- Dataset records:
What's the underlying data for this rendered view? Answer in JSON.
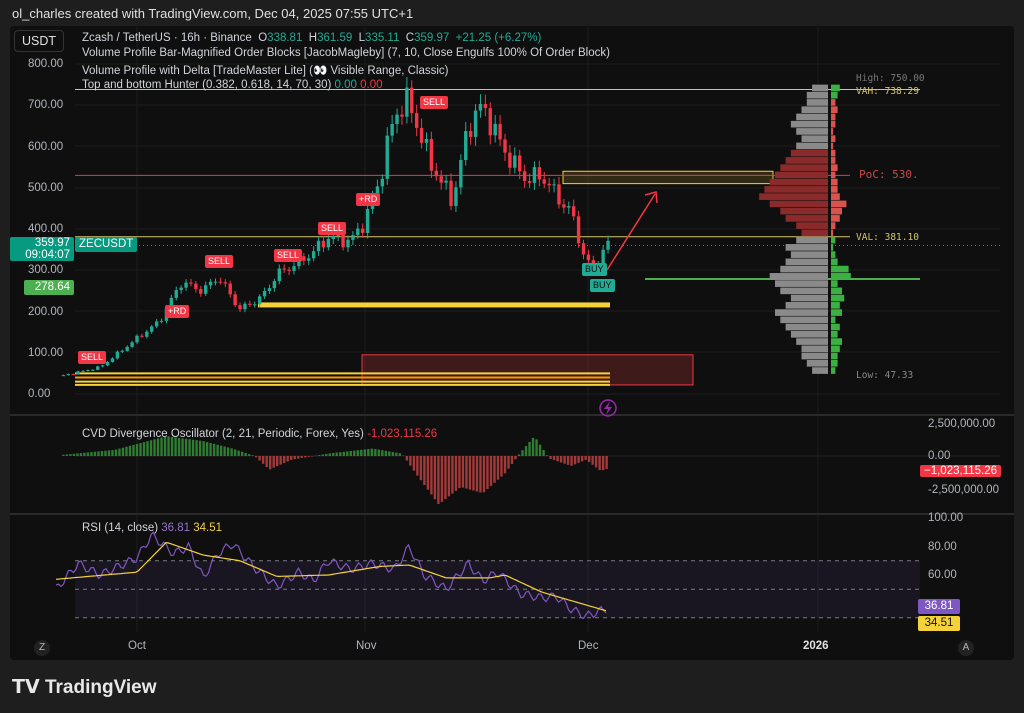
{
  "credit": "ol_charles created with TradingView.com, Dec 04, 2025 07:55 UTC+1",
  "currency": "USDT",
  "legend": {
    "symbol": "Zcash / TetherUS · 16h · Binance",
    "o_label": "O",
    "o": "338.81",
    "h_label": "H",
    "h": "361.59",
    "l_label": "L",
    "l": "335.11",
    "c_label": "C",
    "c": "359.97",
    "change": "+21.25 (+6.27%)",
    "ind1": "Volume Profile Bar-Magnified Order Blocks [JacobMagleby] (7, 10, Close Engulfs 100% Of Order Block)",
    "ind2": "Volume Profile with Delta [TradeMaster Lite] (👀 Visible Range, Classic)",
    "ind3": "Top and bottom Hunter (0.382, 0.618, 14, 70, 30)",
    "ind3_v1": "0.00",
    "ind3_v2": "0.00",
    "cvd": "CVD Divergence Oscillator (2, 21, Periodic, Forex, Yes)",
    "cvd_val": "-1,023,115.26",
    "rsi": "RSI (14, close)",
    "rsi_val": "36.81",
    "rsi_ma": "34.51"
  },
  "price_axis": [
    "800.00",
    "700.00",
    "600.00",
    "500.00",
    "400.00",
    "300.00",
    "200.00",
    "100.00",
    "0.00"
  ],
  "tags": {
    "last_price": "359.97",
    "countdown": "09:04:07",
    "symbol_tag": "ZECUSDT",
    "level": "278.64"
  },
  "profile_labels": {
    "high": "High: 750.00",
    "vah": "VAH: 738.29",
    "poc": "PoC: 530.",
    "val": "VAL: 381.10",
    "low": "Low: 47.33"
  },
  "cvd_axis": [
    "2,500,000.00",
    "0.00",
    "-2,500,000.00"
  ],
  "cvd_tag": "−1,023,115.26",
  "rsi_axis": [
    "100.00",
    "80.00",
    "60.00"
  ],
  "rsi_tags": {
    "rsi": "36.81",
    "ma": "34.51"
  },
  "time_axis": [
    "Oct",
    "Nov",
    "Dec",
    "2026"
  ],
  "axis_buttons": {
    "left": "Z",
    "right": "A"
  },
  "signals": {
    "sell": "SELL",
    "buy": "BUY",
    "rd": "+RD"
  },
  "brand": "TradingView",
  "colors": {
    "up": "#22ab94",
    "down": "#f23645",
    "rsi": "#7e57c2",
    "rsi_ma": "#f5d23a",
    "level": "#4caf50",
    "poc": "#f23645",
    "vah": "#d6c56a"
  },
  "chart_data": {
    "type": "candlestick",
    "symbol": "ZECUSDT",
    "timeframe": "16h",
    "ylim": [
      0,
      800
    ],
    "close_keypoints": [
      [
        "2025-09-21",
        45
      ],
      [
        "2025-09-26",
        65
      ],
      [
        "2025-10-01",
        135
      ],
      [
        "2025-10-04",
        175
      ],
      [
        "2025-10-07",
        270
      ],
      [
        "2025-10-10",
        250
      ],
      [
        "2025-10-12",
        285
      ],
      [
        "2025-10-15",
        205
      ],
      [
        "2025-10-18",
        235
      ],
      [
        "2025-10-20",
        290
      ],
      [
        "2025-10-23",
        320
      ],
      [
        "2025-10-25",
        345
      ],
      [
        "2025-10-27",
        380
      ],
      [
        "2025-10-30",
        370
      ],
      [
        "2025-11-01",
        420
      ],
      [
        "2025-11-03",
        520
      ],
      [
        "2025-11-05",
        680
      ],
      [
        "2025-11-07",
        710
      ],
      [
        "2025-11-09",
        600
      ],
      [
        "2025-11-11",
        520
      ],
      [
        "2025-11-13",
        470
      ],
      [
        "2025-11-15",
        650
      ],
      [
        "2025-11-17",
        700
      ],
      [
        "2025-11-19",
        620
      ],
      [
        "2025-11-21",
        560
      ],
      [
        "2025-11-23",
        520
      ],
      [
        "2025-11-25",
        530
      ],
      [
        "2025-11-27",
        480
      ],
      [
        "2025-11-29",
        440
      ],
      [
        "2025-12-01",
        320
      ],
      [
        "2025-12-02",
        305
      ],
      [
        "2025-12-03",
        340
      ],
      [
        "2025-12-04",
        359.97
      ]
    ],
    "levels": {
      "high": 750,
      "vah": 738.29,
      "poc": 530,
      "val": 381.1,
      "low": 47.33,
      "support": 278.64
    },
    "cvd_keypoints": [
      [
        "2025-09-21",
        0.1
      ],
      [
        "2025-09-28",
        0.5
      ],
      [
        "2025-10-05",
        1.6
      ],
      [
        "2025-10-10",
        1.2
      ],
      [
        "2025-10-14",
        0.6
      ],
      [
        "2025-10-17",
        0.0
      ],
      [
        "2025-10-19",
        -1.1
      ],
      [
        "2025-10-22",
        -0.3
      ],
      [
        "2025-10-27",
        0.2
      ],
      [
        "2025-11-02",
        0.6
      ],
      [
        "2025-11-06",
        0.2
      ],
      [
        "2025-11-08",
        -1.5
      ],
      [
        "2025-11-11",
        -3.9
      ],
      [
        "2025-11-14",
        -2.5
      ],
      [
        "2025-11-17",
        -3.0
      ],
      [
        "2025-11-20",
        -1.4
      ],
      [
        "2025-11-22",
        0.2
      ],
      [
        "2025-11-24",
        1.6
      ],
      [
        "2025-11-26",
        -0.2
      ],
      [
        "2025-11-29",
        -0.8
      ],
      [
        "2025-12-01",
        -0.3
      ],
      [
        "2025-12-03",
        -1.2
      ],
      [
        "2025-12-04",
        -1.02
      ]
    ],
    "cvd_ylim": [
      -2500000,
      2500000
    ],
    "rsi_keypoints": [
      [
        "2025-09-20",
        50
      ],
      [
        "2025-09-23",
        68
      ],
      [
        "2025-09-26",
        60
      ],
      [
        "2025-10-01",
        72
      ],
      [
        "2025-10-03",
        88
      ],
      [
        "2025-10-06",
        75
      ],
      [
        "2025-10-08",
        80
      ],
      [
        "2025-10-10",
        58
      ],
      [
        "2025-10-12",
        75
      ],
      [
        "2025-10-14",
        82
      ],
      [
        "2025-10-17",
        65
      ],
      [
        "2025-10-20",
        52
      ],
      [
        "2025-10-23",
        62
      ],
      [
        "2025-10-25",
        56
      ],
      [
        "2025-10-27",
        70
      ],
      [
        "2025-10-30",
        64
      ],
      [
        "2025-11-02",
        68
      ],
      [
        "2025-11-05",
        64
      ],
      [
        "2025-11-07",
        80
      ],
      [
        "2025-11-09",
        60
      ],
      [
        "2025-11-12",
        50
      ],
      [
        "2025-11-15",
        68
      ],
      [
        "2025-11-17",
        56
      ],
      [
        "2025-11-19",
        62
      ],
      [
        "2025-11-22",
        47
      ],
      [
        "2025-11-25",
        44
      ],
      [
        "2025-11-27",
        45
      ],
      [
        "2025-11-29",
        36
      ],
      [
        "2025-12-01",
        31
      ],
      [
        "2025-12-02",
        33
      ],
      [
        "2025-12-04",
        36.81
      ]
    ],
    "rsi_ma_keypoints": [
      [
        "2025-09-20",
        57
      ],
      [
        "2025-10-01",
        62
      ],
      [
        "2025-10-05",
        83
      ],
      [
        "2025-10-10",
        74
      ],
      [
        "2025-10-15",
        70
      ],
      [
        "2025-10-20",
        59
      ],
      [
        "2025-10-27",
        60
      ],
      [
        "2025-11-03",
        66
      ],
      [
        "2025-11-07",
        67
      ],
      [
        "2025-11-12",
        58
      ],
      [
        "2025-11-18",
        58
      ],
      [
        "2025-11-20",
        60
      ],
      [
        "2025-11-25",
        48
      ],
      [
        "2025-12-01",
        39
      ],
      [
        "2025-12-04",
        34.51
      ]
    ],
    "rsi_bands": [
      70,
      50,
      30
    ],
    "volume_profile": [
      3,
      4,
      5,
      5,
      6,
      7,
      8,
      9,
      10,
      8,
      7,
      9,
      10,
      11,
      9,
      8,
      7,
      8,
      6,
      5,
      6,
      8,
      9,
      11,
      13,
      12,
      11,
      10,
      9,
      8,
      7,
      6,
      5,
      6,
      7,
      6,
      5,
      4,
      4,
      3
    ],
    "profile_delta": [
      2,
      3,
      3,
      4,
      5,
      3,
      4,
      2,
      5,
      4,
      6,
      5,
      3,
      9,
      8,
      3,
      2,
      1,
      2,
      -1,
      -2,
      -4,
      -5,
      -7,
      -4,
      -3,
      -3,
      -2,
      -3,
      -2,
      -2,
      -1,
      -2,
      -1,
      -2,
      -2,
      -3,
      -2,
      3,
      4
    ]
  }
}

- Goal: Gather all lines from the records above in which "TradingView" appears.

- Solution to the problem:
  "credit": "ol_charles created with TradingView.com, Dec 04, 2025 07:55 UTC+1",
  "brand": "TradingView",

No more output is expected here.